DATA FOR THIS TASK:
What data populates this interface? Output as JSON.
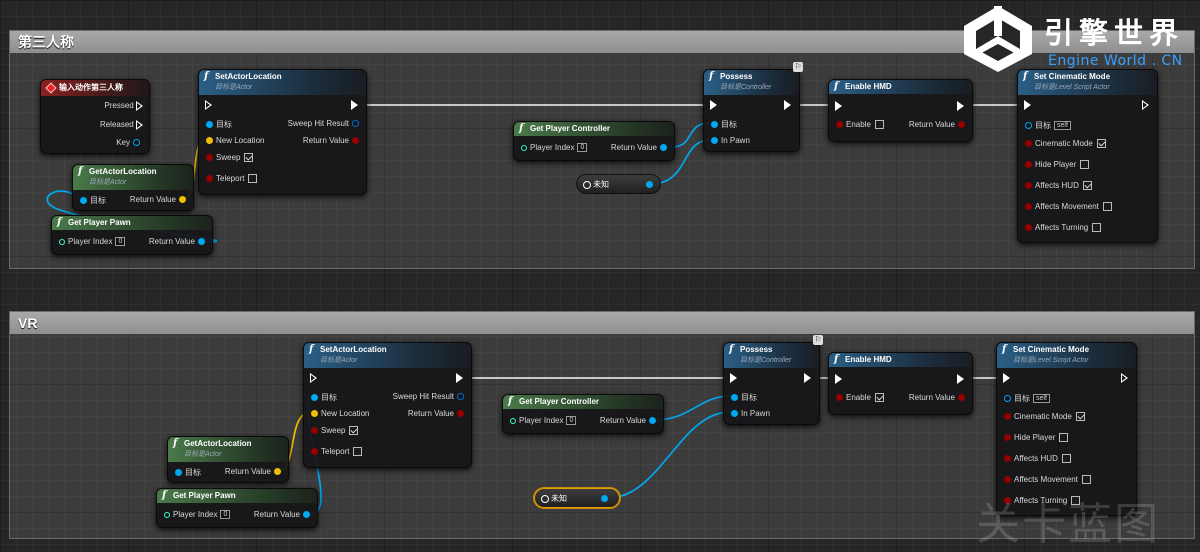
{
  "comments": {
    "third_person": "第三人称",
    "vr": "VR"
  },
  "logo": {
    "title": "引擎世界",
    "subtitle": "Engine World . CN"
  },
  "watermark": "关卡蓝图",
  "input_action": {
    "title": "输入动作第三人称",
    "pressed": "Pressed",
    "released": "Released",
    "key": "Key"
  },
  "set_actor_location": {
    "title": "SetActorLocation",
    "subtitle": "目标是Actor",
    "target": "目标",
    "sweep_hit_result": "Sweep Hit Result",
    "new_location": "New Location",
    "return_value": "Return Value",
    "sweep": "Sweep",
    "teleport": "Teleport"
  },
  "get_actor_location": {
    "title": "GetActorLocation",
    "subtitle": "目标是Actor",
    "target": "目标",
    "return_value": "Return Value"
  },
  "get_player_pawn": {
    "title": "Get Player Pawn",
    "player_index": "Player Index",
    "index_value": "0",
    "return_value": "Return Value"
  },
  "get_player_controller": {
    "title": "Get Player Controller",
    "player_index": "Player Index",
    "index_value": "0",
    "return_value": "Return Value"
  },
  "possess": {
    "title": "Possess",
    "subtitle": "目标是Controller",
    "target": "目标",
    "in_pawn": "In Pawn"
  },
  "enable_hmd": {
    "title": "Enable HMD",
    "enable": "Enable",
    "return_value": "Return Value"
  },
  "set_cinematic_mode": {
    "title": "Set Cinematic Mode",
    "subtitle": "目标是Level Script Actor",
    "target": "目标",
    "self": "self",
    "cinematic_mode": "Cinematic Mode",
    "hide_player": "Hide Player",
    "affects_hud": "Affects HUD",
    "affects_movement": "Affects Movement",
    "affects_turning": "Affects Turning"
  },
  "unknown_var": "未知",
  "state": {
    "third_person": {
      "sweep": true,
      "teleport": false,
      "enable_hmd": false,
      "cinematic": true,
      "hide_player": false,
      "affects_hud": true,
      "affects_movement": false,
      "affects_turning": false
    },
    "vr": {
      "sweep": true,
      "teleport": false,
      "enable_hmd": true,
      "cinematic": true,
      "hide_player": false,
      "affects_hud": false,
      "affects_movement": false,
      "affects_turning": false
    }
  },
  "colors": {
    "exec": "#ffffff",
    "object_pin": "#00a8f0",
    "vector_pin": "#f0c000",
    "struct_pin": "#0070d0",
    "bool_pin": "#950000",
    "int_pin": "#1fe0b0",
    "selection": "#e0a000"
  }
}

WHAT IS NEEDED: Copy each line above precisely, dropping the pictures.

WRITTEN RESPONSE:
What data populates this interface? Output as JSON.
{
  "comments": {
    "third_person": "第三人称",
    "vr": "VR"
  },
  "logo": {
    "title": "引擎世界",
    "subtitle": "Engine World . CN"
  },
  "watermark": "关卡蓝图",
  "input_action": {
    "title": "输入动作第三人称",
    "pressed": "Pressed",
    "released": "Released",
    "key": "Key"
  },
  "set_actor_location": {
    "title": "SetActorLocation",
    "subtitle": "目标是Actor",
    "target": "目标",
    "sweep_hit_result": "Sweep Hit Result",
    "new_location": "New Location",
    "return_value": "Return Value",
    "sweep": "Sweep",
    "teleport": "Teleport"
  },
  "get_actor_location": {
    "title": "GetActorLocation",
    "subtitle": "目标是Actor",
    "target": "目标",
    "return_value": "Return Value"
  },
  "get_player_pawn": {
    "title": "Get Player Pawn",
    "player_index": "Player Index",
    "index_value": "0",
    "return_value": "Return Value"
  },
  "get_player_controller": {
    "title": "Get Player Controller",
    "player_index": "Player Index",
    "index_value": "0",
    "return_value": "Return Value"
  },
  "possess": {
    "title": "Possess",
    "subtitle": "目标是Controller",
    "target": "目标",
    "in_pawn": "In Pawn"
  },
  "enable_hmd": {
    "title": "Enable HMD",
    "enable": "Enable",
    "return_value": "Return Value"
  },
  "set_cinematic_mode": {
    "title": "Set Cinematic Mode",
    "subtitle": "目标是Level Script Actor",
    "target": "目标",
    "self": "self",
    "cinematic_mode": "Cinematic Mode",
    "hide_player": "Hide Player",
    "affects_hud": "Affects HUD",
    "affects_movement": "Affects Movement",
    "affects_turning": "Affects Turning"
  },
  "unknown_var": "未知",
  "state": {
    "third_person": {
      "sweep": true,
      "teleport": false,
      "enable_hmd": false,
      "cinematic": true,
      "hide_player": false,
      "affects_hud": true,
      "affects_movement": false,
      "affects_turning": false
    },
    "vr": {
      "sweep": true,
      "teleport": false,
      "enable_hmd": true,
      "cinematic": true,
      "hide_player": false,
      "affects_hud": false,
      "affects_movement": false,
      "affects_turning": false
    }
  },
  "colors": {
    "exec": "#ffffff",
    "object_pin": "#00a8f0",
    "vector_pin": "#f0c000",
    "struct_pin": "#0070d0",
    "bool_pin": "#950000",
    "int_pin": "#1fe0b0",
    "selection": "#e0a000"
  }
}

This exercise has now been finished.